Data tied to figure images:
------------

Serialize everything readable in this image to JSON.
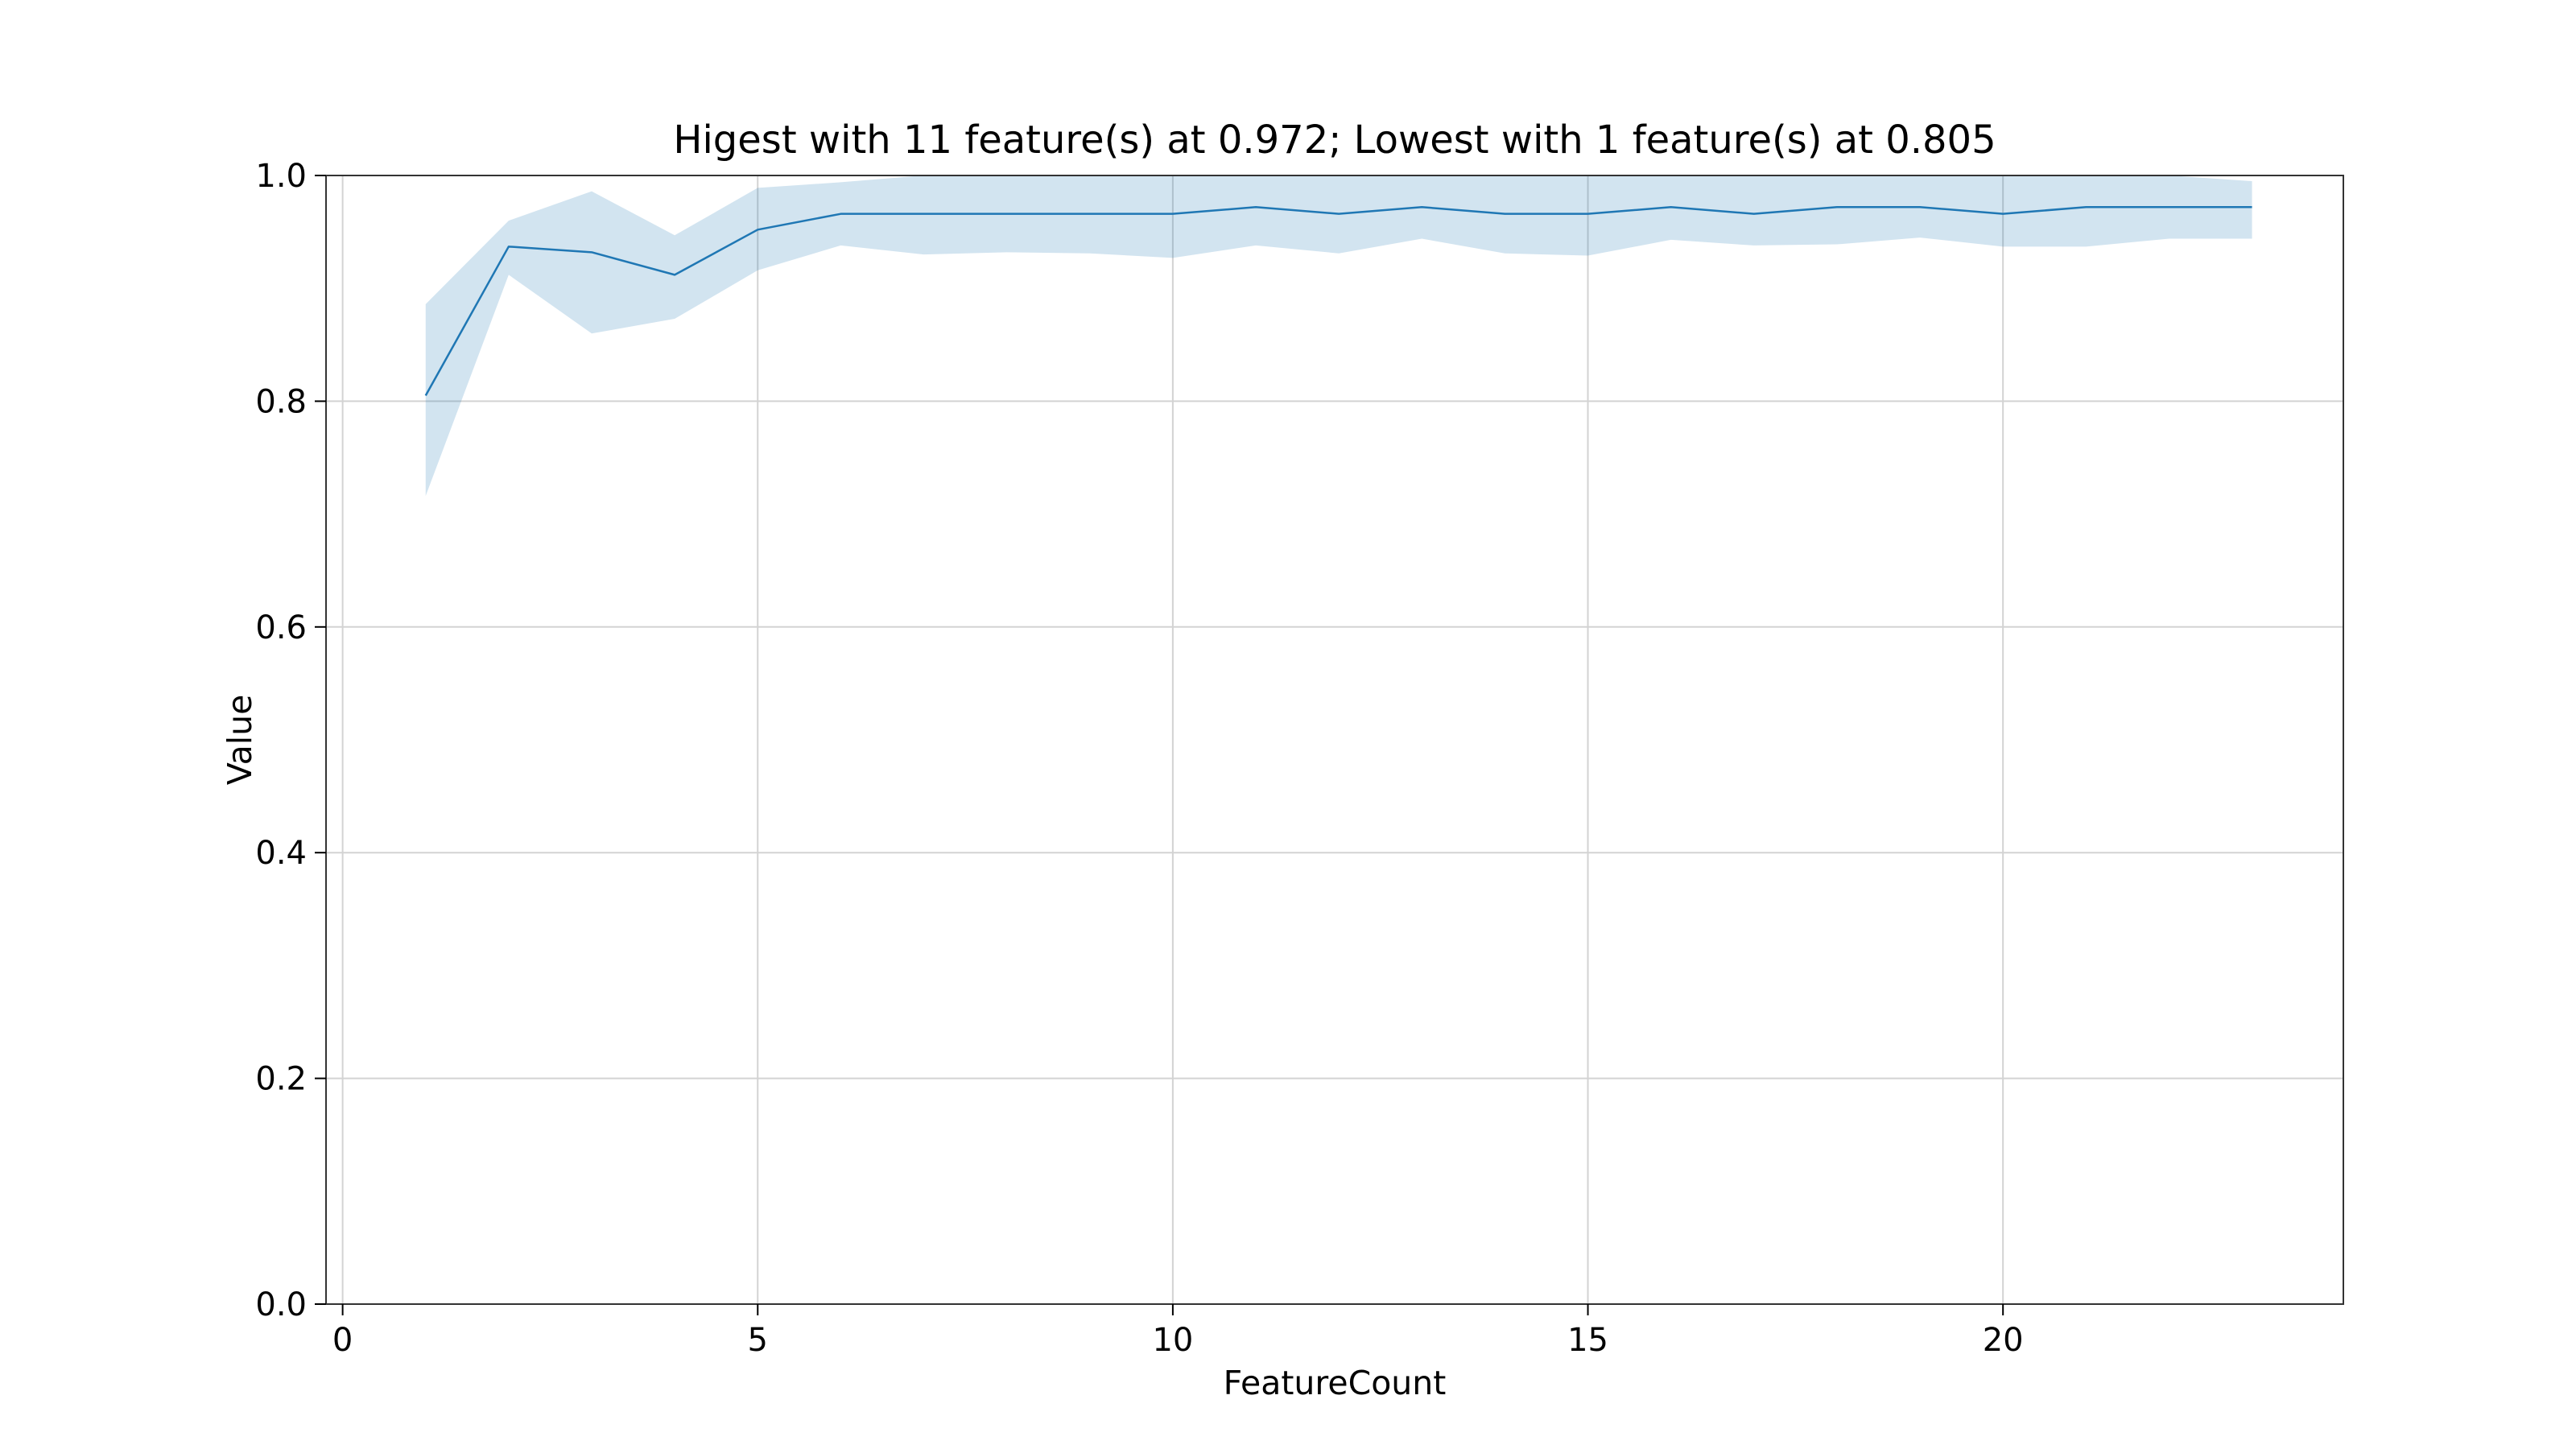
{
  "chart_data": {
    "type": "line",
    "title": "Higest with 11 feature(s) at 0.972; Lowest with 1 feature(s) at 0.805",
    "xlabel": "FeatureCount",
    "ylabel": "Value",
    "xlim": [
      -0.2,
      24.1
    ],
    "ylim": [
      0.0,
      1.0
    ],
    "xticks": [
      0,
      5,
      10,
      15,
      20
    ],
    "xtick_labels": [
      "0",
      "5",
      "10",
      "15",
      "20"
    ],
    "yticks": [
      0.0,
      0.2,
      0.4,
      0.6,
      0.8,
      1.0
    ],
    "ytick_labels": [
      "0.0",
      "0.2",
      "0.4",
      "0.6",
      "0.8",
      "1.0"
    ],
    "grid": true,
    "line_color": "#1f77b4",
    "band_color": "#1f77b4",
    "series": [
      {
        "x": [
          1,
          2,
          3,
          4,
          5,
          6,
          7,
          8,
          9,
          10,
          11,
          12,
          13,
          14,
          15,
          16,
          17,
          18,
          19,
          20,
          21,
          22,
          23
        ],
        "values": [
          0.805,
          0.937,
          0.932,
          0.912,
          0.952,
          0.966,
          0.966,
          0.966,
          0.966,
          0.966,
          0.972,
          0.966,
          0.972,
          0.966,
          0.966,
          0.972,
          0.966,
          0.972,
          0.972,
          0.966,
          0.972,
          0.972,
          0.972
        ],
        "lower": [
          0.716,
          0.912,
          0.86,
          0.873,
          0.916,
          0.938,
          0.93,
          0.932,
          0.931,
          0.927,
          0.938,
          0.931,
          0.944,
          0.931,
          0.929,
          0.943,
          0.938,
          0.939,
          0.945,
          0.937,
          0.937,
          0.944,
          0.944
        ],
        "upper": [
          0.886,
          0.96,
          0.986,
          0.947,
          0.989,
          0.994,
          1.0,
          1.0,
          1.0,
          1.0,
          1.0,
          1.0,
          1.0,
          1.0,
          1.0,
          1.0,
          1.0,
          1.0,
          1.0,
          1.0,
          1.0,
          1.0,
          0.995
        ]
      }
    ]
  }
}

------------

Reproduce every record above exactly, omitting the pictures.

Output of the exercise:
Serialize everything readable in this image to JSON.
{
  "chart_data": {
    "type": "line",
    "title": "Higest with 11 feature(s) at 0.972; Lowest with 1 feature(s) at 0.805",
    "xlabel": "FeatureCount",
    "ylabel": "Value",
    "xlim": [
      -0.2,
      24.1
    ],
    "ylim": [
      0.0,
      1.0
    ],
    "xticks": [
      0,
      5,
      10,
      15,
      20
    ],
    "xtick_labels": [
      "0",
      "5",
      "10",
      "15",
      "20"
    ],
    "yticks": [
      0.0,
      0.2,
      0.4,
      0.6,
      0.8,
      1.0
    ],
    "ytick_labels": [
      "0.0",
      "0.2",
      "0.4",
      "0.6",
      "0.8",
      "1.0"
    ],
    "grid": true,
    "line_color": "#1f77b4",
    "band_color": "#1f77b4",
    "series": [
      {
        "x": [
          1,
          2,
          3,
          4,
          5,
          6,
          7,
          8,
          9,
          10,
          11,
          12,
          13,
          14,
          15,
          16,
          17,
          18,
          19,
          20,
          21,
          22,
          23
        ],
        "values": [
          0.805,
          0.937,
          0.932,
          0.912,
          0.952,
          0.966,
          0.966,
          0.966,
          0.966,
          0.966,
          0.972,
          0.966,
          0.972,
          0.966,
          0.966,
          0.972,
          0.966,
          0.972,
          0.972,
          0.966,
          0.972,
          0.972,
          0.972
        ],
        "lower": [
          0.716,
          0.912,
          0.86,
          0.873,
          0.916,
          0.938,
          0.93,
          0.932,
          0.931,
          0.927,
          0.938,
          0.931,
          0.944,
          0.931,
          0.929,
          0.943,
          0.938,
          0.939,
          0.945,
          0.937,
          0.937,
          0.944,
          0.944
        ],
        "upper": [
          0.886,
          0.96,
          0.986,
          0.947,
          0.989,
          0.994,
          1.0,
          1.0,
          1.0,
          1.0,
          1.0,
          1.0,
          1.0,
          1.0,
          1.0,
          1.0,
          1.0,
          1.0,
          1.0,
          1.0,
          1.0,
          1.0,
          0.995
        ]
      }
    ]
  }
}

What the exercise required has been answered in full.